> _Work to be completed_
Go through the entries below and retype them exactly, omitting each picture.

> _Stored rows_
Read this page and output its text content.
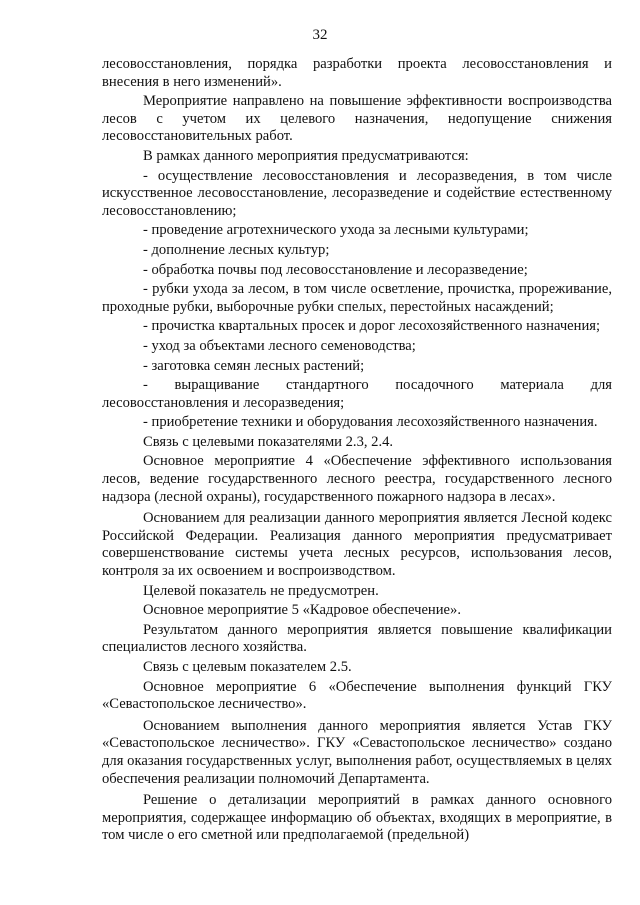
32

лесовосстановления, порядка разработки проекта лесовосстановления и внесения в него изменений».

Мероприятие направлено на повышение эффективности воспроизводства лесов с учетом их целевого назначения, недопущение снижения лесовосстановительных работ.

В рамках данного мероприятия предусматриваются:

- осуществление лесовосстановления и лесоразведения, в том числе искусственное лесовосстановление, лесоразведение и содействие естественному лесовосстановлению;

- проведение агротехнического ухода за лесными культурами;

- дополнение лесных культур;

- обработка почвы под лесовосстановление и лесоразведение;

- рубки ухода за лесом, в том числе осветление, прочистка, прореживание, проходные рубки, выборочные рубки спелых, перестойных насаждений;

- прочистка квартальных просек и дорог лесохозяйственного назначения;

- уход за объектами лесного семеноводства;

- заготовка семян лесных растений;

- выращивание стандартного посадочного материала для лесовосстановления и лесоразведения;

- приобретение техники и оборудования лесохозяйственного назначения.

Связь с целевыми показателями 2.3, 2.4.

Основное мероприятие 4 «Обеспечение эффективного использования лесов, ведение государственного лесного реестра, государственного лесного надзора (лесной охраны), государственного пожарного надзора в лесах».

Основанием для реализации данного мероприятия является Лесной кодекс Российской Федерации. Реализация данного мероприятия предусматривает совершенствование системы учета лесных ресурсов, использования лесов, контроля за их освоением и воспроизводством.

Целевой показатель не предусмотрен.

Основное мероприятие 5 «Кадровое обеспечение».

Результатом данного мероприятия является повышение квалификации специалистов лесного хозяйства.

Связь с целевым показателем 2.5.

Основное мероприятие 6 «Обеспечение выполнения функций ГКУ «Севастопольское лесничество».

Основанием выполнения данного мероприятия является Устав ГКУ «Севастопольское лесничество». ГКУ «Севастопольское лесничество» создано для оказания государственных услуг, выполнения работ, осуществляемых в целях обеспечения реализации полномочий Департамента.

Решение о детализации мероприятий в рамках данного основного мероприятия, содержащее информацию об объектах, входящих в мероприятие, в том числе о его сметной или предполагаемой (предельной)
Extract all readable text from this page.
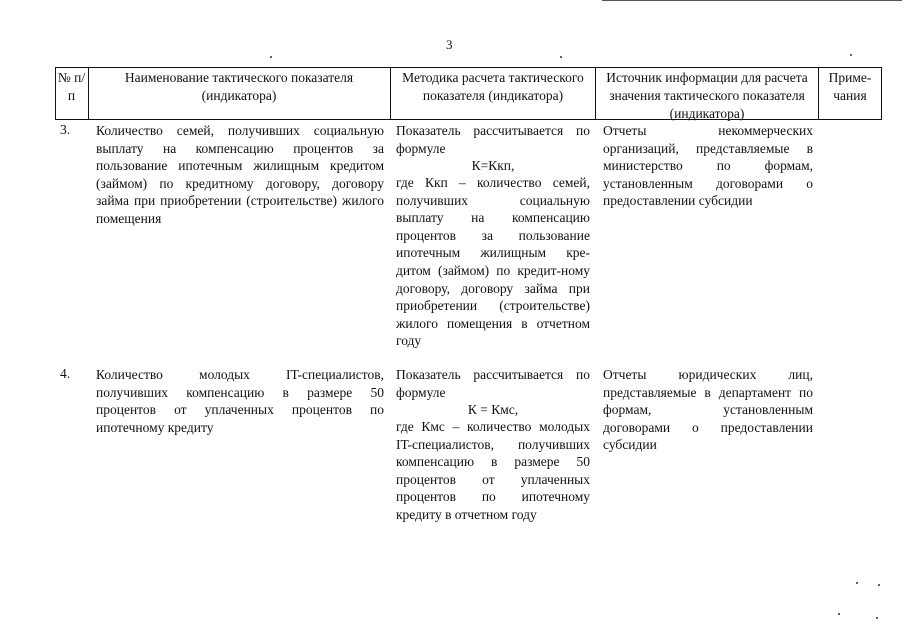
3
№ п/п
Наименование тактического показателя (индикатора)
Методика расчета тактического показателя (индикатора)
Источник информации для расчета значения тактического показателя (индикатора)
Приме-чания
3. Количество семей, получивших социальную выплату на компенсацию процентов за пользование ипотечным жилищным кредитом (займом) по кредитному договору, договору займа при приобретении (строительстве) жилого помещения
Показатель рассчитывается по формуле
К=Ккп,
где Ккп – количество семей, получивших социальную выплату на компенсацию процентов за пользование ипотечным жилищным кре-дитом (займом) по кредит-ному договору, договору займа при приобретении (строительстве) жилого помещения в отчетном году
Отчеты некоммерческих организаций, представляемые в министерство по формам, установленным договорами о предоставлении субсидии
4. Количество молодых IT-специалистов, получивших компенсацию в размере 50 процентов от уплаченных процентов по ипотечному кредиту
Показатель рассчитывается по формуле
К = Кмс,
где Кмс – количество молодых IT-специалистов, получивших компенсацию в размере 50 процентов от уплаченных процентов по ипотечному кредиту в отчетном году
Отчеты юридических лиц, представляемые в департамент по формам, установленным договорами о предоставлении субсидии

> _Solution for this exercise_
Read this page and output its text content.
32

лесовосстановления, порядка разработки проекта лесовосстановления и внесения в него изменений».

Мероприятие направлено на повышение эффективности воспроизводства лесов с учетом их целевого назначения, недопущение снижения лесовосстановительных работ.

В рамках данного мероприятия предусматриваются:

- осуществление лесовосстановления и лесоразведения, в том числе искусственное лесовосстановление, лесоразведение и содействие естественному лесовосстановлению;

- проведение агротехнического ухода за лесными культурами;

- дополнение лесных культур;

- обработка почвы под лесовосстановление и лесоразведение;

- рубки ухода за лесом, в том числе осветление, прочистка, прореживание, проходные рубки, выборочные рубки спелых, перестойных насаждений;

- прочистка квартальных просек и дорог лесохозяйственного назначения;

- уход за объектами лесного семеноводства;

- заготовка семян лесных растений;

- выращивание стандартного посадочного материала для лесовосстановления и лесоразведения;

- приобретение техники и оборудования лесохозяйственного назначения.

Связь с целевыми показателями 2.3, 2.4.

Основное мероприятие 4 «Обеспечение эффективного использования лесов, ведение государственного лесного реестра, государственного лесного надзора (лесной охраны), государственного пожарного надзора в лесах».

Основанием для реализации данного мероприятия является Лесной кодекс Российской Федерации. Реализация данного мероприятия предусматривает совершенствование системы учета лесных ресурсов, использования лесов, контроля за их освоением и воспроизводством.

Целевой показатель не предусмотрен.

Основное мероприятие 5 «Кадровое обеспечение».

Результатом данного мероприятия является повышение квалификации специалистов лесного хозяйства.

Связь с целевым показателем 2.5.

Основное мероприятие 6 «Обеспечение выполнения функций ГКУ «Севастопольское лесничество».

Основанием выполнения данного мероприятия является Устав ГКУ «Севастопольское лесничество». ГКУ «Севастопольское лесничество» создано для оказания государственных услуг, выполнения работ, осуществляемых в целях обеспечения реализации полномочий Департамента.

Решение о детализации мероприятий в рамках данного основного мероприятия, содержащее информацию об объектах, входящих в мероприятие, в том числе о его сметной или предполагаемой (предельной)
Extract all readable text from this page.
3
№ п/п
Наименование тактического показателя (индикатора)
Методика расчета тактического показателя (индикатора)
Источник информации для расчета значения тактического показателя (индикатора)
Приме-чания
3. Количество семей, получивших социальную выплату на компенсацию процентов за пользование ипотечным жилищным кредитом (займом) по кредитному договору, договору займа при приобретении (строительстве) жилого помещения
Показатель рассчитывается по формуле
К=Ккп,
где Ккп – количество семей, получивших социальную выплату на компенсацию процентов за пользование ипотечным жилищным кре-дитом (займом) по кредит-ному договору, договору займа при приобретении (строительстве) жилого помещения в отчетном году
Отчеты некоммерческих организаций, представляемые в министерство по формам, установленным договорами о предоставлении субсидии
4. Количество молодых IT-специалистов, получивших компенсацию в размере 50 процентов от уплаченных процентов по ипотечному кредиту
Показатель рассчитывается по формуле
К = Кмс,
где Кмс – количество молодых IT-специалистов, получивших компенсацию в размере 50 процентов от уплаченных процентов по ипотечному кредиту в отчетном году
Отчеты юридических лиц, представляемые в департамент по формам, установленным договорами о предоставлении субсидии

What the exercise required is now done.